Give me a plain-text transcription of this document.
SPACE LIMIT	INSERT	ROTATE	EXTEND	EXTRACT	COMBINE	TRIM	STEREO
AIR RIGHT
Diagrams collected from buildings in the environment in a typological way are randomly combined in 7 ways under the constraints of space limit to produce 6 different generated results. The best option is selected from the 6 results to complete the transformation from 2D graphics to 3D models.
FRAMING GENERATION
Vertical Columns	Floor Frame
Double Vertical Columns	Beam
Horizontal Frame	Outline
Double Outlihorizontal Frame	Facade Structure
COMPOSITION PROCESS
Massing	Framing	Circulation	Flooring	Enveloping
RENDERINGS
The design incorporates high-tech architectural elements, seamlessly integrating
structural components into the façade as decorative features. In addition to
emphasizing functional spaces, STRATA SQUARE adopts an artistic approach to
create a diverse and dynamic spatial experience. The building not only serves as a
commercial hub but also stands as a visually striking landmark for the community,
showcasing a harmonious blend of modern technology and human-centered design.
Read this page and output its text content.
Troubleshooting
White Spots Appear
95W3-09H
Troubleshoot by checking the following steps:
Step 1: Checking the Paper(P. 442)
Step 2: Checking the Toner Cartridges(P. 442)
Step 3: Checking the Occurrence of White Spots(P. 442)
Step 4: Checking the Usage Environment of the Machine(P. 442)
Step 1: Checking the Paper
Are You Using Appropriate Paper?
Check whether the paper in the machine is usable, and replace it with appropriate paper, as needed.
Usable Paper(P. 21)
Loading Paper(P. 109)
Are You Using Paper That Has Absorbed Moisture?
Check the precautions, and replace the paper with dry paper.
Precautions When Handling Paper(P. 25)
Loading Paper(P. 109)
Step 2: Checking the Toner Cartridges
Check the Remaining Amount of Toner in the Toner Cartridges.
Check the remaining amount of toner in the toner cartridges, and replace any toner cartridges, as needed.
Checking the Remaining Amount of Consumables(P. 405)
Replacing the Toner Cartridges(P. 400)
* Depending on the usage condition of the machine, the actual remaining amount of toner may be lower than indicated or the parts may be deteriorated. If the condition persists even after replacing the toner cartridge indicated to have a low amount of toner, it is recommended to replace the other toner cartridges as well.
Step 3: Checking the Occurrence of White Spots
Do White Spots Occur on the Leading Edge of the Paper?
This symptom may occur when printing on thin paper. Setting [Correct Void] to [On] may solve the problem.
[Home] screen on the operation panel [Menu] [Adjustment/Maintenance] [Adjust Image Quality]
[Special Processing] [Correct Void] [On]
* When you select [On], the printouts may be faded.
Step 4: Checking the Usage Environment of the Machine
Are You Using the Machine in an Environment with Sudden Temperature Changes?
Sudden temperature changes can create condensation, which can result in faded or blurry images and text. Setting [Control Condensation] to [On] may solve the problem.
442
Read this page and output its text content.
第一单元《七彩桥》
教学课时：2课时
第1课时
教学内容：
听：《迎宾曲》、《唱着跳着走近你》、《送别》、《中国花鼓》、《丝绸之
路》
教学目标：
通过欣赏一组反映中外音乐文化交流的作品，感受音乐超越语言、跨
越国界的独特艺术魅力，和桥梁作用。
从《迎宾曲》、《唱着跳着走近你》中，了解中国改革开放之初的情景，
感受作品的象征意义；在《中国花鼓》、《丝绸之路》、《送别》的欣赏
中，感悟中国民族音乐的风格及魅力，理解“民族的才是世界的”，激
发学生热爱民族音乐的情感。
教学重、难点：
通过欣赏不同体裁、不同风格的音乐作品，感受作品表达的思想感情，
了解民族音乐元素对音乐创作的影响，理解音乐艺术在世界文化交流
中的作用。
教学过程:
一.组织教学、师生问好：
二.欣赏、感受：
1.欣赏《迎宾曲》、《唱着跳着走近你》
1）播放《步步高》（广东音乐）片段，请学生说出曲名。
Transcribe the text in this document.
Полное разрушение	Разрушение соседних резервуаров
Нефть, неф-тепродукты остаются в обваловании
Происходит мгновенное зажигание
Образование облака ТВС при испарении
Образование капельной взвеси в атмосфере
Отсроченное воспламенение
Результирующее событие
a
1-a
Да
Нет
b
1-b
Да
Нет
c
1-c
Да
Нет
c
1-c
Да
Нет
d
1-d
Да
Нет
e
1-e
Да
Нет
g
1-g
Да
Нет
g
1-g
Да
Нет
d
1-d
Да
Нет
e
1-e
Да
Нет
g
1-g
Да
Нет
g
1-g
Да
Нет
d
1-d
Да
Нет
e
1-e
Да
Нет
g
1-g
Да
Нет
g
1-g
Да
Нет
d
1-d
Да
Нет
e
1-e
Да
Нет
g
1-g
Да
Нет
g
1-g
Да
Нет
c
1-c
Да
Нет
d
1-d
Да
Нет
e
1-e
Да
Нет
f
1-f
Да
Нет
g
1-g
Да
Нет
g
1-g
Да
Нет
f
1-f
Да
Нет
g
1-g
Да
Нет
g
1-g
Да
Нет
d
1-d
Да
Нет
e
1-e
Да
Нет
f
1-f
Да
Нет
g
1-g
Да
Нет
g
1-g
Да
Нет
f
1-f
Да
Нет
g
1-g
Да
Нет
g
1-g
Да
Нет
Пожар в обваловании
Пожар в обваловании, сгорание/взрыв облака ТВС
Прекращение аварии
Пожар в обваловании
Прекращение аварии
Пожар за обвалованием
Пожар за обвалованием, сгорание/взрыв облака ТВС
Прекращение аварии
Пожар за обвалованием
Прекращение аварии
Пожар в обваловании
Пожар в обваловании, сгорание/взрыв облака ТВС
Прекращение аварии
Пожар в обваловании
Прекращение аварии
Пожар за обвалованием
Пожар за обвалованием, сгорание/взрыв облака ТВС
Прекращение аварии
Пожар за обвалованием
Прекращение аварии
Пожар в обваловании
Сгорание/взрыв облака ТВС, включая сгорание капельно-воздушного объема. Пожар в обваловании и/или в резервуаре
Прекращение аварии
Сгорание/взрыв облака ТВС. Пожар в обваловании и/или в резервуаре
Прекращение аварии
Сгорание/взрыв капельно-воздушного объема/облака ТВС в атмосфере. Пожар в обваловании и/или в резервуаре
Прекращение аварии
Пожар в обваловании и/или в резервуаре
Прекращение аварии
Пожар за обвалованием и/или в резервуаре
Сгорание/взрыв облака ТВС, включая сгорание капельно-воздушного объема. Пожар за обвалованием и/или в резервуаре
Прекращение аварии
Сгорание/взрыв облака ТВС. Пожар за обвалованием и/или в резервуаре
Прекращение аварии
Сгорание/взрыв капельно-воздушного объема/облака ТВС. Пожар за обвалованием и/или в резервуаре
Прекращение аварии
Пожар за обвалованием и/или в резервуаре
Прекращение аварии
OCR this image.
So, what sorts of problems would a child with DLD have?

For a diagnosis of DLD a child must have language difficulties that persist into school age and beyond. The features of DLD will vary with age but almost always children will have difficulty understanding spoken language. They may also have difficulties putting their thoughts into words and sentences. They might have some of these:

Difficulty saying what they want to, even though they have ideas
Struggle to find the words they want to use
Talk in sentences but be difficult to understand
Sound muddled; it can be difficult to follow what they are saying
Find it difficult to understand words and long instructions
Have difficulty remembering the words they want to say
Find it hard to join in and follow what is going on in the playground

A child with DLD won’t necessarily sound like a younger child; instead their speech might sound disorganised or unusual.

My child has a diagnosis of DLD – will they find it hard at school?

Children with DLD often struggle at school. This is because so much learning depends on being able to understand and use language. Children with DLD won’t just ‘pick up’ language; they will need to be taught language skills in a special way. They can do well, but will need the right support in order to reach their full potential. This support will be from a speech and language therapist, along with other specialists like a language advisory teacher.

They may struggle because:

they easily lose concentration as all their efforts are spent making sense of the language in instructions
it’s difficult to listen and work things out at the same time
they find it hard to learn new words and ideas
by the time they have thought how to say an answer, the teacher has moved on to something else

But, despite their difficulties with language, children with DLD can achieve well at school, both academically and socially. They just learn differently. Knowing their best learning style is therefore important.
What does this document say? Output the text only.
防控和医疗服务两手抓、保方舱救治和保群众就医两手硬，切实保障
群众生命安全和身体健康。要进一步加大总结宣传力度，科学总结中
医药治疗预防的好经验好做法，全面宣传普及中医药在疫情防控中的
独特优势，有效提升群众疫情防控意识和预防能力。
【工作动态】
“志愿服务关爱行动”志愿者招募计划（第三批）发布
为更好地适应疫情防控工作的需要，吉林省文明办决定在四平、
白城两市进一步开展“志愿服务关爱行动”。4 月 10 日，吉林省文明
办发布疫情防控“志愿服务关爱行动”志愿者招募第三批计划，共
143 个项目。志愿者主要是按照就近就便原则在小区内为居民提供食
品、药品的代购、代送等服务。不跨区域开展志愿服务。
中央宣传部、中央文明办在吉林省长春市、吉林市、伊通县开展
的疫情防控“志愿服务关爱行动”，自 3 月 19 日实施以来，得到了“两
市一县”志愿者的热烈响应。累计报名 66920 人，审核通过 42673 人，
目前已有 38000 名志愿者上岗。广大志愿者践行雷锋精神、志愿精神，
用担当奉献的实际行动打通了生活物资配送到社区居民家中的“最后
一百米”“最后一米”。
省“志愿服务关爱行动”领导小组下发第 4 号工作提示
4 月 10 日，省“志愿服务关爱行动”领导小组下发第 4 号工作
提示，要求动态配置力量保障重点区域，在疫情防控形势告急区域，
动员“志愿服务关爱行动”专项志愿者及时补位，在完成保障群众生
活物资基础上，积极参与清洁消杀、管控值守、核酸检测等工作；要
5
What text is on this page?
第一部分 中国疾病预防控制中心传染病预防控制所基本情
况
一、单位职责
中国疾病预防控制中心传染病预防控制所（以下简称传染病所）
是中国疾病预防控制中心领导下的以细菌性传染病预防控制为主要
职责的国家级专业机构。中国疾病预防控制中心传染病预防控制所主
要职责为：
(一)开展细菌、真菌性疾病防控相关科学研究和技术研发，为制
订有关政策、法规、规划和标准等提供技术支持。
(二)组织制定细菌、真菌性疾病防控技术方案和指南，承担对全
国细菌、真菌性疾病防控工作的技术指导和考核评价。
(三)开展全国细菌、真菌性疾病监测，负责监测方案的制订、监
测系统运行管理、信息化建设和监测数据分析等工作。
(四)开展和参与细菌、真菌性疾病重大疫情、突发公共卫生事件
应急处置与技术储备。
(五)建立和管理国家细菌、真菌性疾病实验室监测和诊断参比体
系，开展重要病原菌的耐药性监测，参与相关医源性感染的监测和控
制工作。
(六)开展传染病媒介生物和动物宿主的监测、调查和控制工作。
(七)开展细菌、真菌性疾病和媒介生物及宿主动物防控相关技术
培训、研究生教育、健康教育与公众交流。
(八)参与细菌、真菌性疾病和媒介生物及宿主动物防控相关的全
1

## [Task requirements]
Report how many lines include the word "needed". Give nothing but the number.

## [Written solution]
2